▶ [WHAT THE TASK ASKS]:
Count the lines below that include the word "true" and write that number alone.

==== DATA ====

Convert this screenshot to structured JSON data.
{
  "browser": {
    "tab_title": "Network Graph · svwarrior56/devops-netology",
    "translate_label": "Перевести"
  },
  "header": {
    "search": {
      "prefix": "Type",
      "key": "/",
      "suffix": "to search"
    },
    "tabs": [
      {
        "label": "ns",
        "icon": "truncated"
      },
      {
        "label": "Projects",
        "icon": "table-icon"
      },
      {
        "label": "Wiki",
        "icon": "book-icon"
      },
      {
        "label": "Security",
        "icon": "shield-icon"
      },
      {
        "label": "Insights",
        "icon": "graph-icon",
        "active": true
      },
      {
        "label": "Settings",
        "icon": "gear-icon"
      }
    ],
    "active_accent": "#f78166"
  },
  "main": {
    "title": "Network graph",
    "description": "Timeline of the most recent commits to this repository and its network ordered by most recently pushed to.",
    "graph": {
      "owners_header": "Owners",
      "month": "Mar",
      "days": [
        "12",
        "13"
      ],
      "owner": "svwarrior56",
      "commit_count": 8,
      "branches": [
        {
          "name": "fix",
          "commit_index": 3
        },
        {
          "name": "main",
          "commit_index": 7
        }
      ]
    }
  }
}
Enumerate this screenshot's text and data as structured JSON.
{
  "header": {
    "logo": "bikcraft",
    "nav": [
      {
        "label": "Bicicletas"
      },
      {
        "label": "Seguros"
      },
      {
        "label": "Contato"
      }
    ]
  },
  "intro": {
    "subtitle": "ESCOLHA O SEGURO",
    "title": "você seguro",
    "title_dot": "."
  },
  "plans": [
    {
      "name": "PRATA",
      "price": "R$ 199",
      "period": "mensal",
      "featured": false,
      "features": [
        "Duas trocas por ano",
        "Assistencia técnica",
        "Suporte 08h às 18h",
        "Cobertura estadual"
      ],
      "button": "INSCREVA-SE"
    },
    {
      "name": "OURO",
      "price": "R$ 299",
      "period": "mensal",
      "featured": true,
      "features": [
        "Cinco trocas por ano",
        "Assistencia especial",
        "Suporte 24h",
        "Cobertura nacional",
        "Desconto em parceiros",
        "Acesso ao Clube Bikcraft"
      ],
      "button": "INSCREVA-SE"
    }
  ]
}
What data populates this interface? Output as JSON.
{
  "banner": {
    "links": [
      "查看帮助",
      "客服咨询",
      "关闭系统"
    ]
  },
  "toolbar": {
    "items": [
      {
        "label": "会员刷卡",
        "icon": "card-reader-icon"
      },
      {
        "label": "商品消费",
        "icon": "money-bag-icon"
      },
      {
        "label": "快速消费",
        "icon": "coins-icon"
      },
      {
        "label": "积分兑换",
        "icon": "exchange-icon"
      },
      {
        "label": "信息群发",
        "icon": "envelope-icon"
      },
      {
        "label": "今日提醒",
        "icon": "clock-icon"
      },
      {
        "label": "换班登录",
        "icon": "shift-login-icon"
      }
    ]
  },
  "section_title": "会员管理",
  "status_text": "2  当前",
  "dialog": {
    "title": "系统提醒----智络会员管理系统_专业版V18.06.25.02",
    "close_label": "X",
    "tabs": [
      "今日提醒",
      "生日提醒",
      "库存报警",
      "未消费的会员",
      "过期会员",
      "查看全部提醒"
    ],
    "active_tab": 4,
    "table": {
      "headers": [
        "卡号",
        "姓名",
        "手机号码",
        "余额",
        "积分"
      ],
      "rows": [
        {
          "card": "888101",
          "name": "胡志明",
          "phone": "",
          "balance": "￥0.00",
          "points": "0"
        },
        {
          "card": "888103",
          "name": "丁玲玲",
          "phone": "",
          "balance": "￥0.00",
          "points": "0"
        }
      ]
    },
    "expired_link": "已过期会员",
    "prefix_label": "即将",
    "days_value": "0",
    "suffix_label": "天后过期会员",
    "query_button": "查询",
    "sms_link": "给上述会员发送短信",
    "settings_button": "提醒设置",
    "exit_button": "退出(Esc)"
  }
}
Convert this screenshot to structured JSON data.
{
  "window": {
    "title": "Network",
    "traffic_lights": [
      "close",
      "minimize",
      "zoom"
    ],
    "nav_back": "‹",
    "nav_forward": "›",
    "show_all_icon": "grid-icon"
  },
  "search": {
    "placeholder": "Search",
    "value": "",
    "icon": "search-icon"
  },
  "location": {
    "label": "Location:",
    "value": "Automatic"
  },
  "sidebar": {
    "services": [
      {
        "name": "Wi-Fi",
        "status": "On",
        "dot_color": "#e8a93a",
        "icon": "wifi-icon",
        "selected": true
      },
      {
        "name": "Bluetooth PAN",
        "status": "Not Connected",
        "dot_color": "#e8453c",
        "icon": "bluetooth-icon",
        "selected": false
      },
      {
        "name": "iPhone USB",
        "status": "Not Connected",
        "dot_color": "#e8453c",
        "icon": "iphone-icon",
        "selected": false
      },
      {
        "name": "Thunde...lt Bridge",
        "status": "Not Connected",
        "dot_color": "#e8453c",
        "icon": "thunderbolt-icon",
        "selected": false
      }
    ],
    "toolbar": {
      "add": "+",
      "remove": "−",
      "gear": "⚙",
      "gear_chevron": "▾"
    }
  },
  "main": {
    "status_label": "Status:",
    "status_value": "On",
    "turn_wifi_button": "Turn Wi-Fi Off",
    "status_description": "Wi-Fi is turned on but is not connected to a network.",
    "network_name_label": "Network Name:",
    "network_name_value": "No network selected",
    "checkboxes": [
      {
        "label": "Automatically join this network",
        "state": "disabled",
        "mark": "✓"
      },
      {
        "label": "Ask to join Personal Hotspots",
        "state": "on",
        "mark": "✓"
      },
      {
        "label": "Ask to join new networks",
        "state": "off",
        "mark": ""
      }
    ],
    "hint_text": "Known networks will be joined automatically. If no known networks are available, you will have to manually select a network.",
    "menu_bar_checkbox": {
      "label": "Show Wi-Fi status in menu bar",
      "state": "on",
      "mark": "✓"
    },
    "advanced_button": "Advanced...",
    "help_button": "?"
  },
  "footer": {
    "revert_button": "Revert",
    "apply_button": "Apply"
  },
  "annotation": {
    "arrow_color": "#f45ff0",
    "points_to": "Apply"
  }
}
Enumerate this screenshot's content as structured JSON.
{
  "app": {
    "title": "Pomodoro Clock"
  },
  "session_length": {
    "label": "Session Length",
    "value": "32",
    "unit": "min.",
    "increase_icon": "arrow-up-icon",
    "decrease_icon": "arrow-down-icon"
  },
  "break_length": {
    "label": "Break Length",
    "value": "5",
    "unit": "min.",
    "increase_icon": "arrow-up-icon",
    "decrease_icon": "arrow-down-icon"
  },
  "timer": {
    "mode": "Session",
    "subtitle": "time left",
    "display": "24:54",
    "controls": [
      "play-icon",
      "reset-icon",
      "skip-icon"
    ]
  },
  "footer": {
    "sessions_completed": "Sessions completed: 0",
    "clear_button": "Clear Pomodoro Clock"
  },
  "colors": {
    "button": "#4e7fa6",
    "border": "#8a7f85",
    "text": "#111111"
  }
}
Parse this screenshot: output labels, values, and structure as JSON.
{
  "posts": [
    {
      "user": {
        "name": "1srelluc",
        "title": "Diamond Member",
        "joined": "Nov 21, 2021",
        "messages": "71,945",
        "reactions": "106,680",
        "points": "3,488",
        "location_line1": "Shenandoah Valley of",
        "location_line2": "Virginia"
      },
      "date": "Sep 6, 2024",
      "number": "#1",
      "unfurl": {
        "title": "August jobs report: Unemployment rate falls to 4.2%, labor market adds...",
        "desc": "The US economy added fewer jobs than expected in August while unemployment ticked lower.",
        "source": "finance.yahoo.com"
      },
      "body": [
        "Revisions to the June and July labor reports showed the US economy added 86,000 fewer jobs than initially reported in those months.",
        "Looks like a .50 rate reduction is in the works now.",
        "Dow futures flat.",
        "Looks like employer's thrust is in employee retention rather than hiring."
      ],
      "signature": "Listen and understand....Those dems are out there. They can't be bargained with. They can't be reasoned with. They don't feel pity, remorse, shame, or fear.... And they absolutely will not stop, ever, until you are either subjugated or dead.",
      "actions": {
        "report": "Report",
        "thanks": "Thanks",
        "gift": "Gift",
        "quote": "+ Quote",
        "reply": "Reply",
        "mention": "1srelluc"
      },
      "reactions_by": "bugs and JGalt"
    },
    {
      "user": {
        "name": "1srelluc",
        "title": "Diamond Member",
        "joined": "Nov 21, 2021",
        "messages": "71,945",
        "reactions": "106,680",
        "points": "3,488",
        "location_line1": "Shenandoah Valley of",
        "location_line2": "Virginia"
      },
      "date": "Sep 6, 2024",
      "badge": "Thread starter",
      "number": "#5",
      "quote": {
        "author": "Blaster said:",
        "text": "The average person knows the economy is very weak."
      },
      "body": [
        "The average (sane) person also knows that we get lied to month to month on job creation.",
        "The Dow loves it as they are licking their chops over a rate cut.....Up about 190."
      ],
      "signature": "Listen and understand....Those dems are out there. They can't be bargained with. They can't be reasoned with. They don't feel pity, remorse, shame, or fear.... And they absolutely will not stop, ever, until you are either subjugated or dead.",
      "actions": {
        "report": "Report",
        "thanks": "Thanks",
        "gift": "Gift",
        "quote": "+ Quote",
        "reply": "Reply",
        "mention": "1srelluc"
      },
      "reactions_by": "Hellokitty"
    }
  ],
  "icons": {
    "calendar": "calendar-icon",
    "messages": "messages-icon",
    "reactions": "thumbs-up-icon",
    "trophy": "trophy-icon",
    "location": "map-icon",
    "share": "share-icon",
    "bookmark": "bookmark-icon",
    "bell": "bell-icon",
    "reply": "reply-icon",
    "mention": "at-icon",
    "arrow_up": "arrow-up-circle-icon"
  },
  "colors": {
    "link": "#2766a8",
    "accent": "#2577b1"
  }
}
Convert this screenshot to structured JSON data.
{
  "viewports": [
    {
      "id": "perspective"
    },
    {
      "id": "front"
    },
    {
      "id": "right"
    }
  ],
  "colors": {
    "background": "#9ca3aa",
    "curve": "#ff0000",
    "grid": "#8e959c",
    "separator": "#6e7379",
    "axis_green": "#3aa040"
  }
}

====

▶ [FINAL ANSWER]:
3